## Instructions to follow
Filter this data down to the lines that hold "BACK", and copy them.

-- Start Dataset records --

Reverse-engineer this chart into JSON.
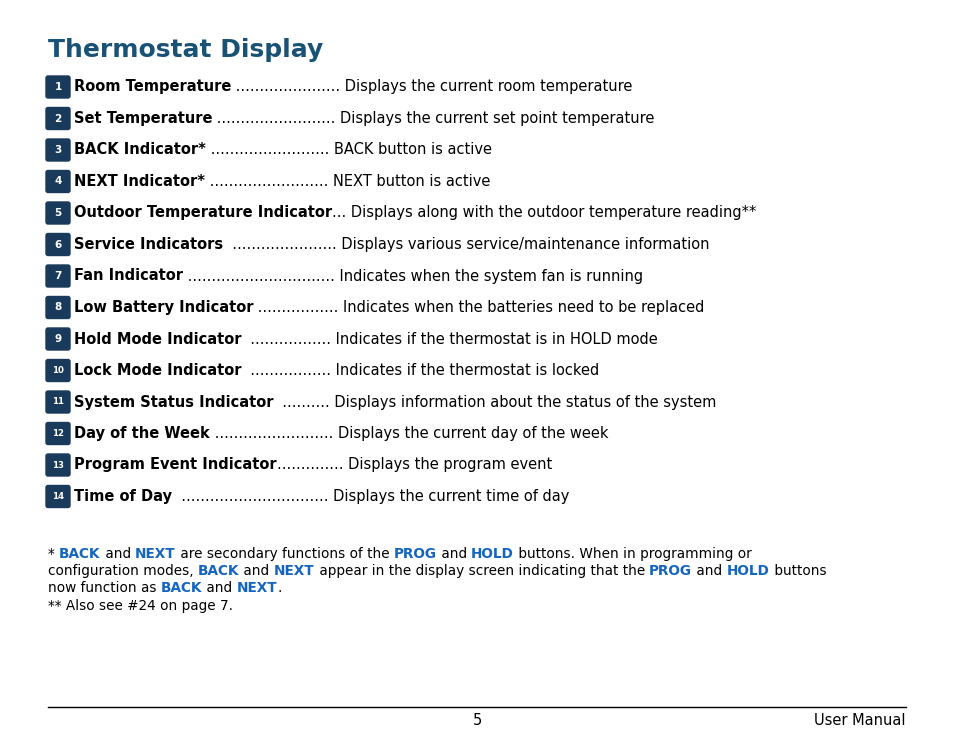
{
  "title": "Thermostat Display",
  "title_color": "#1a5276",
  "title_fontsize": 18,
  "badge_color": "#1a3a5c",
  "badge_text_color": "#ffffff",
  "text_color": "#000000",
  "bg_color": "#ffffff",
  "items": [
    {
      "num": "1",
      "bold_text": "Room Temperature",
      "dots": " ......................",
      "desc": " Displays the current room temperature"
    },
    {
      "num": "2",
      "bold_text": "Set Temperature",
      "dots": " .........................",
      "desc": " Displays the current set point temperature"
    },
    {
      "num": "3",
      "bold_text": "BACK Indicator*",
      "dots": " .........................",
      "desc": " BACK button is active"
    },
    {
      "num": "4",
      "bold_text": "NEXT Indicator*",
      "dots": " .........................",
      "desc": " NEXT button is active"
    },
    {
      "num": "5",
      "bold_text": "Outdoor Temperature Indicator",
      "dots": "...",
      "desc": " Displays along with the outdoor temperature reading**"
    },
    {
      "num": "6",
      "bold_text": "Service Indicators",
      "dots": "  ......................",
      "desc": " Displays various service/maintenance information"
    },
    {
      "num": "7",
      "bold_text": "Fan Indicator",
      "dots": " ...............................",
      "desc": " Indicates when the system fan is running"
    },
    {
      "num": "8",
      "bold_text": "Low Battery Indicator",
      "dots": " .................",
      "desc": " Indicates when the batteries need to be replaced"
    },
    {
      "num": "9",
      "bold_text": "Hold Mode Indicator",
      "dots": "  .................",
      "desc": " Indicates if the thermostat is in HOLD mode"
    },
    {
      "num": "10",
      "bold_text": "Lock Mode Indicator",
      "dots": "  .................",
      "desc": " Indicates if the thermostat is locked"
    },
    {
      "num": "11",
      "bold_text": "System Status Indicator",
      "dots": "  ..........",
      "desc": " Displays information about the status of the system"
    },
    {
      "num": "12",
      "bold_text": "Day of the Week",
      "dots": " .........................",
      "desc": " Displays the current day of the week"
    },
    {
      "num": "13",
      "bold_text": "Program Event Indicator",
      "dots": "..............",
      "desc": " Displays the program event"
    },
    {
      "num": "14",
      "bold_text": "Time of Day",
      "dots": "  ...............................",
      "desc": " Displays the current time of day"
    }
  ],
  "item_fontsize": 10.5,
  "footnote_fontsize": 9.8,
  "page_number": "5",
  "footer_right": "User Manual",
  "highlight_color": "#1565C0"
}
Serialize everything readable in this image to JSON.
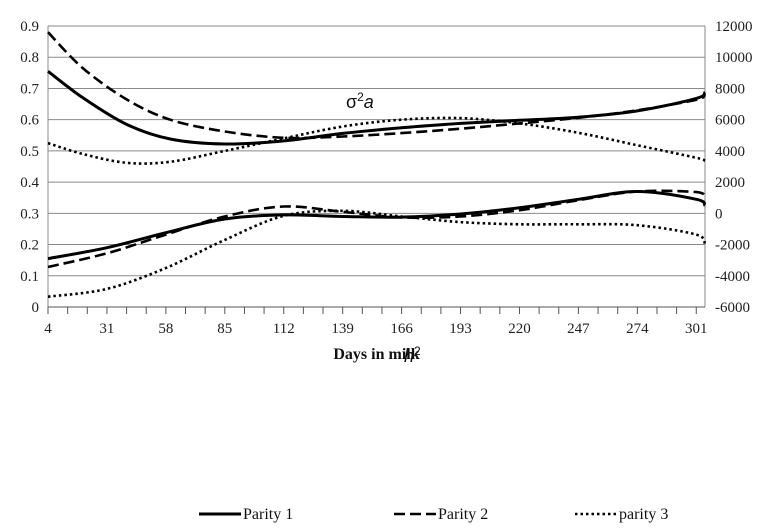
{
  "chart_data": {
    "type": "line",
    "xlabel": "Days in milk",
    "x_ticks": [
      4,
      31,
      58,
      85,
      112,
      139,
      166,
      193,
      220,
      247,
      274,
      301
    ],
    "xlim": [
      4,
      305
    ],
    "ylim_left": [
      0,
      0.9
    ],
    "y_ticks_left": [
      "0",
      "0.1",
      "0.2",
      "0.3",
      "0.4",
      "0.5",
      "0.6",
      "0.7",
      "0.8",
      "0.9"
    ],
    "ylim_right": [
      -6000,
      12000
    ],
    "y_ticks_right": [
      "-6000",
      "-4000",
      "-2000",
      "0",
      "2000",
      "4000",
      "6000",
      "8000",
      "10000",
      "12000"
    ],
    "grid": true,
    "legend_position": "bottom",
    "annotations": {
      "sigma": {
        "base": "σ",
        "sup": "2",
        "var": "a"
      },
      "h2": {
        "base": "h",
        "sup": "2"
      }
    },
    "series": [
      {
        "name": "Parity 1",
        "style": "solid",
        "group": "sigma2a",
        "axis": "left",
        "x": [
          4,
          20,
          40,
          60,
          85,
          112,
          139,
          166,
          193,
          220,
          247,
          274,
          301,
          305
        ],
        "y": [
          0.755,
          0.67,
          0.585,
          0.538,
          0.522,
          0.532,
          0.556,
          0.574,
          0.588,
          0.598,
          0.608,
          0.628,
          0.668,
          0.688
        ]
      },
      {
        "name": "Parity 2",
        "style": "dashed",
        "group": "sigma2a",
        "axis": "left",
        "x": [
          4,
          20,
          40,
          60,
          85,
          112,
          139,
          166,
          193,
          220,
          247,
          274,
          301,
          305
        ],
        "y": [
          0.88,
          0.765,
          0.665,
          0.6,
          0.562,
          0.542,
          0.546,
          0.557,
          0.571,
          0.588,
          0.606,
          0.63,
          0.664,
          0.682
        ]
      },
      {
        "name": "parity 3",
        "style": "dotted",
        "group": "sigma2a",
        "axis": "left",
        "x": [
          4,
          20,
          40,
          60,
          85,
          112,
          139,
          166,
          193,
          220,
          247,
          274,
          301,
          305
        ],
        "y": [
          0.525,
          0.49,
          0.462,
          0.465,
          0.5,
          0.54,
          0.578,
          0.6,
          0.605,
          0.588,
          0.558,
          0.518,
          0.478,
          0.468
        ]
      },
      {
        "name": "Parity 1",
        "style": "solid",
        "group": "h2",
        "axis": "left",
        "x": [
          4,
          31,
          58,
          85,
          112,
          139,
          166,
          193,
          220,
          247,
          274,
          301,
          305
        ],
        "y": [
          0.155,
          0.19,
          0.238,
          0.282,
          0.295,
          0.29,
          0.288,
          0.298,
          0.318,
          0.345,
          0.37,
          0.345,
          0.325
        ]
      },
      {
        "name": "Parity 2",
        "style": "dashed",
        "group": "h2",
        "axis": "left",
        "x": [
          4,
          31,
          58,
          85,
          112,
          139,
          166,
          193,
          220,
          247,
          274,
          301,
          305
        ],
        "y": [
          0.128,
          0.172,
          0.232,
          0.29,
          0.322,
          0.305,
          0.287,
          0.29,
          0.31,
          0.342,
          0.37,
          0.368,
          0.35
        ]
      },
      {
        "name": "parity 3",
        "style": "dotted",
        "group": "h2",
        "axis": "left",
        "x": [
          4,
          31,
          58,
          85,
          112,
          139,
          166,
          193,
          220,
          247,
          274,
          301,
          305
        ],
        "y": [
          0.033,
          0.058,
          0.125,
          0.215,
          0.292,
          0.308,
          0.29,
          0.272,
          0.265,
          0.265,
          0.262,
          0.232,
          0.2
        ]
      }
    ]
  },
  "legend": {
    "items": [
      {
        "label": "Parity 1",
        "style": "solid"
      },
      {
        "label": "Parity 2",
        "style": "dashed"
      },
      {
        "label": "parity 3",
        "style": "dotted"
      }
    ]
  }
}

-- End Dataset records --

## Written response
      "bold_text": "BACK Indicator*",
      "desc": " BACK button is active"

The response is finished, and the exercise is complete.